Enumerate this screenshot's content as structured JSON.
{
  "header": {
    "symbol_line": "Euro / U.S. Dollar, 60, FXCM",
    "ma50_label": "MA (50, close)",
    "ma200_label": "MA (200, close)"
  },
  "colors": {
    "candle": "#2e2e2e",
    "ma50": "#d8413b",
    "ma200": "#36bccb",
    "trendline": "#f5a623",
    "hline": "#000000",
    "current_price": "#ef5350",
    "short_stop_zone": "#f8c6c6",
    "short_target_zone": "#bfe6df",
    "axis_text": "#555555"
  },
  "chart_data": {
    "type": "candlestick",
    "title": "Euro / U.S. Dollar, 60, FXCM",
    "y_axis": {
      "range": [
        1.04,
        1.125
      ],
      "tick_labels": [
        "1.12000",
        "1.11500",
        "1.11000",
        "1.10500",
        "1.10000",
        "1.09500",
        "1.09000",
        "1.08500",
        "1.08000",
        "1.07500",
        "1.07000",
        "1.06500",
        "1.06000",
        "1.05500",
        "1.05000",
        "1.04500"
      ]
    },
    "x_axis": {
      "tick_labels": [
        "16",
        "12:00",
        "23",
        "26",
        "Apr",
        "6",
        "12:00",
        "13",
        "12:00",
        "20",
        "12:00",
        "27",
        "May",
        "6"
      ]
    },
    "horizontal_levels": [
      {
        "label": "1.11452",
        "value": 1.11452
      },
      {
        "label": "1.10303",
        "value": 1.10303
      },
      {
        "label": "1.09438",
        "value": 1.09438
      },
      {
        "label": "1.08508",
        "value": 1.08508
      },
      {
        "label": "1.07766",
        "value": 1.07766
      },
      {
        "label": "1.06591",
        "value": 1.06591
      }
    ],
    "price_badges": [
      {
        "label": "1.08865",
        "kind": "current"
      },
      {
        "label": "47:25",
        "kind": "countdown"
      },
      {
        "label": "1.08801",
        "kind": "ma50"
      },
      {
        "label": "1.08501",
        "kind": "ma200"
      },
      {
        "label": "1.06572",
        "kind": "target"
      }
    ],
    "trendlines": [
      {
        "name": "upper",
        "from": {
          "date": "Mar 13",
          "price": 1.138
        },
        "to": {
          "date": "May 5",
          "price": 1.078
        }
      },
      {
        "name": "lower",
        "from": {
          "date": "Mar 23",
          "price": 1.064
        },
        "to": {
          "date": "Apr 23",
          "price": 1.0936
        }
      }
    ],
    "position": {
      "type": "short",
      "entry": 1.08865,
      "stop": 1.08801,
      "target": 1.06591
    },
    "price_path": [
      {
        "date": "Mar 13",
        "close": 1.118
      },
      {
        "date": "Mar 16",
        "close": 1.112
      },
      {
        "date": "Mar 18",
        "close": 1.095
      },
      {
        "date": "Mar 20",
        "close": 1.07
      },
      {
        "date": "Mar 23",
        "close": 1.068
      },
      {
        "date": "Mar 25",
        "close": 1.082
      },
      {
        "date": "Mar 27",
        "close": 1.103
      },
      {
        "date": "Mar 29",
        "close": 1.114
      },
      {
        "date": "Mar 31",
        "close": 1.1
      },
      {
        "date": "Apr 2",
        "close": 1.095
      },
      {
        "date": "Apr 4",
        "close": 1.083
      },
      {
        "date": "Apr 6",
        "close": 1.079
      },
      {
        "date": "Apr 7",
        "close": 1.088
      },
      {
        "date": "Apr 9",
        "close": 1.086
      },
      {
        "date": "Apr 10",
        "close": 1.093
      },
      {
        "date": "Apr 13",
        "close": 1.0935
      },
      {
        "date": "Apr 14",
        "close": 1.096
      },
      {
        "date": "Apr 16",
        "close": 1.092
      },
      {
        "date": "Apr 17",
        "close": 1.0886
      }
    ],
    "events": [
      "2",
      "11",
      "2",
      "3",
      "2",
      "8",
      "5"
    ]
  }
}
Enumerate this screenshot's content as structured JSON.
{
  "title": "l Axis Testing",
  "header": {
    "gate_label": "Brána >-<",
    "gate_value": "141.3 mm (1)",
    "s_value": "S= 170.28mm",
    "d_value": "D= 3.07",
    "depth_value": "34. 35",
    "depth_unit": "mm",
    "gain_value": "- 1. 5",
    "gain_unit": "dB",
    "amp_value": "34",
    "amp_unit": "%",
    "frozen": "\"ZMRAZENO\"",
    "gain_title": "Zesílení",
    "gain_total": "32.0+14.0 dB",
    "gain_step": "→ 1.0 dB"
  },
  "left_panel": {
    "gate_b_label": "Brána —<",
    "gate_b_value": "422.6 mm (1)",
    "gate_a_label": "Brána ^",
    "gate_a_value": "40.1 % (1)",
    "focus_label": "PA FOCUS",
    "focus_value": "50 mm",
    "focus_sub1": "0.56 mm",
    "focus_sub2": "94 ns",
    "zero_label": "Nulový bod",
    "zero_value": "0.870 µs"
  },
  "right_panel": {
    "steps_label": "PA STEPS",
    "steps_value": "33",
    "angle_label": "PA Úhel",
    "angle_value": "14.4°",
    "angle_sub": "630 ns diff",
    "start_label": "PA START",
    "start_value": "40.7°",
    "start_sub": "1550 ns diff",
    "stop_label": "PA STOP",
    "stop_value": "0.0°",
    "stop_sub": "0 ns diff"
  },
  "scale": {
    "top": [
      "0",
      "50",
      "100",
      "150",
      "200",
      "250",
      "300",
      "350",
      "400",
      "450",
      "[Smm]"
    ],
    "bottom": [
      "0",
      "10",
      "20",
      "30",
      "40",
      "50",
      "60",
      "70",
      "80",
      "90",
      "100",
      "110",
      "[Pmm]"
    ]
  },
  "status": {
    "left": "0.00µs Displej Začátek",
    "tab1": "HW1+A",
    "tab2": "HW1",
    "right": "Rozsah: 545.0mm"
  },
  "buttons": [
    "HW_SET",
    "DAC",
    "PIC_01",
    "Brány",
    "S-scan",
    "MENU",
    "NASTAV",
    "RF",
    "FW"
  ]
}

◆ Problem to work on: Print all of the entries again, exactly as written.

◆ Expected output:
Enumerate this screenshot's content as structured JSON.
{
  "header": {
    "symbol_line": "Euro / U.S. Dollar, 60, FXCM",
    "ma50_label": "MA (50, close)",
    "ma200_label": "MA (200, close)"
  },
  "colors": {
    "candle": "#2e2e2e",
    "ma50": "#d8413b",
    "ma200": "#36bccb",
    "trendline": "#f5a623",
    "hline": "#000000",
    "current_price": "#ef5350",
    "short_stop_zone": "#f8c6c6",
    "short_target_zone": "#bfe6df",
    "axis_text": "#555555"
  },
  "chart_data": {
    "type": "candlestick",
    "title": "Euro / U.S. Dollar, 60, FXCM",
    "y_axis": {
      "range": [
        1.04,
        1.125
      ],
      "tick_labels": [
        "1.12000",
        "1.11500",
        "1.11000",
        "1.10500",
        "1.10000",
        "1.09500",
        "1.09000",
        "1.08500",
        "1.08000",
        "1.07500",
        "1.07000",
        "1.06500",
        "1.06000",
        "1.05500",
        "1.05000",
        "1.04500"
      ]
    },
    "x_axis": {
      "tick_labels": [
        "16",
        "12:00",
        "23",
        "26",
        "Apr",
        "6",
        "12:00",
        "13",
        "12:00",
        "20",
        "12:00",
        "27",
        "May",
        "6"
      ]
    },
    "horizontal_levels": [
      {
        "label": "1.11452",
        "value": 1.11452
      },
      {
        "label": "1.10303",
        "value": 1.10303
      },
      {
        "label": "1.09438",
        "value": 1.09438
      },
      {
        "label": "1.08508",
        "value": 1.08508
      },
      {
        "label": "1.07766",
        "value": 1.07766
      },
      {
        "label": "1.06591",
        "value": 1.06591
      }
    ],
    "price_badges": [
      {
        "label": "1.08865",
        "kind": "current"
      },
      {
        "label": "47:25",
        "kind": "countdown"
      },
      {
        "label": "1.08801",
        "kind": "ma50"
      },
      {
        "label": "1.08501",
        "kind": "ma200"
      },
      {
        "label": "1.06572",
        "kind": "target"
      }
    ],
    "trendlines": [
      {
        "name": "upper",
        "from": {
          "date": "Mar 13",
          "price": 1.138
        },
        "to": {
          "date": "May 5",
          "price": 1.078
        }
      },
      {
        "name": "lower",
        "from": {
          "date": "Mar 23",
          "price": 1.064
        },
        "to": {
          "date": "Apr 23",
          "price": 1.0936
        }
      }
    ],
    "position": {
      "type": "short",
      "entry": 1.08865,
      "stop": 1.08801,
      "target": 1.06591
    },
    "price_path": [
      {
        "date": "Mar 13",
        "close": 1.118
      },
      {
        "date": "Mar 16",
        "close": 1.112
      },
      {
        "date": "Mar 18",
        "close": 1.095
      },
      {
        "date": "Mar 20",
        "close": 1.07
      },
      {
        "date": "Mar 23",
        "close": 1.068
      },
      {
        "date": "Mar 25",
        "close": 1.082
      },
      {
        "date": "Mar 27",
        "close": 1.103
      },
      {
        "date": "Mar 29",
        "close": 1.114
      },
      {
        "date": "Mar 31",
        "close": 1.1
      },
      {
        "date": "Apr 2",
        "close": 1.095
      },
      {
        "date": "Apr 4",
        "close": 1.083
      },
      {
        "date": "Apr 6",
        "close": 1.079
      },
      {
        "date": "Apr 7",
        "close": 1.088
      },
      {
        "date": "Apr 9",
        "close": 1.086
      },
      {
        "date": "Apr 10",
        "close": 1.093
      },
      {
        "date": "Apr 13",
        "close": 1.0935
      },
      {
        "date": "Apr 14",
        "close": 1.096
      },
      {
        "date": "Apr 16",
        "close": 1.092
      },
      {
        "date": "Apr 17",
        "close": 1.0886
      }
    ],
    "events": [
      "2",
      "11",
      "2",
      "3",
      "2",
      "8",
      "5"
    ]
  }
}
Enumerate this screenshot's content as structured JSON.
{
  "title": "l Axis Testing",
  "header": {
    "gate_label": "Brána >-<",
    "gate_value": "141.3 mm (1)",
    "s_value": "S= 170.28mm",
    "d_value": "D= 3.07",
    "depth_value": "34. 35",
    "depth_unit": "mm",
    "gain_value": "- 1. 5",
    "gain_unit": "dB",
    "amp_value": "34",
    "amp_unit": "%",
    "frozen": "\"ZMRAZENO\"",
    "gain_title": "Zesílení",
    "gain_total": "32.0+14.0 dB",
    "gain_step": "→ 1.0 dB"
  },
  "left_panel": {
    "gate_b_label": "Brána —<",
    "gate_b_value": "422.6 mm (1)",
    "gate_a_label": "Brána ^",
    "gate_a_value": "40.1 % (1)",
    "focus_label": "PA FOCUS",
    "focus_value": "50 mm",
    "focus_sub1": "0.56 mm",
    "focus_sub2": "94 ns",
    "zero_label": "Nulový bod",
    "zero_value": "0.870 µs"
  },
  "right_panel": {
    "steps_label": "PA STEPS",
    "steps_value": "33",
    "angle_label": "PA Úhel",
    "angle_value": "14.4°",
    "angle_sub": "630 ns diff",
    "start_label": "PA START",
    "start_value": "40.7°",
    "start_sub": "1550 ns diff",
    "stop_label": "PA STOP",
    "stop_value": "0.0°",
    "stop_sub": "0 ns diff"
  },
  "scale": {
    "top": [
      "0",
      "50",
      "100",
      "150",
      "200",
      "250",
      "300",
      "350",
      "400",
      "450",
      "[Smm]"
    ],
    "bottom": [
      "0",
      "10",
      "20",
      "30",
      "40",
      "50",
      "60",
      "70",
      "80",
      "90",
      "100",
      "110",
      "[Pmm]"
    ]
  },
  "status": {
    "left": "0.00µs Displej Začátek",
    "tab1": "HW1+A",
    "tab2": "HW1",
    "right": "Rozsah: 545.0mm"
  },
  "buttons": [
    "HW_SET",
    "DAC",
    "PIC_01",
    "Brány",
    "S-scan",
    "MENU",
    "NASTAV",
    "RF",
    "FW"
  ]
}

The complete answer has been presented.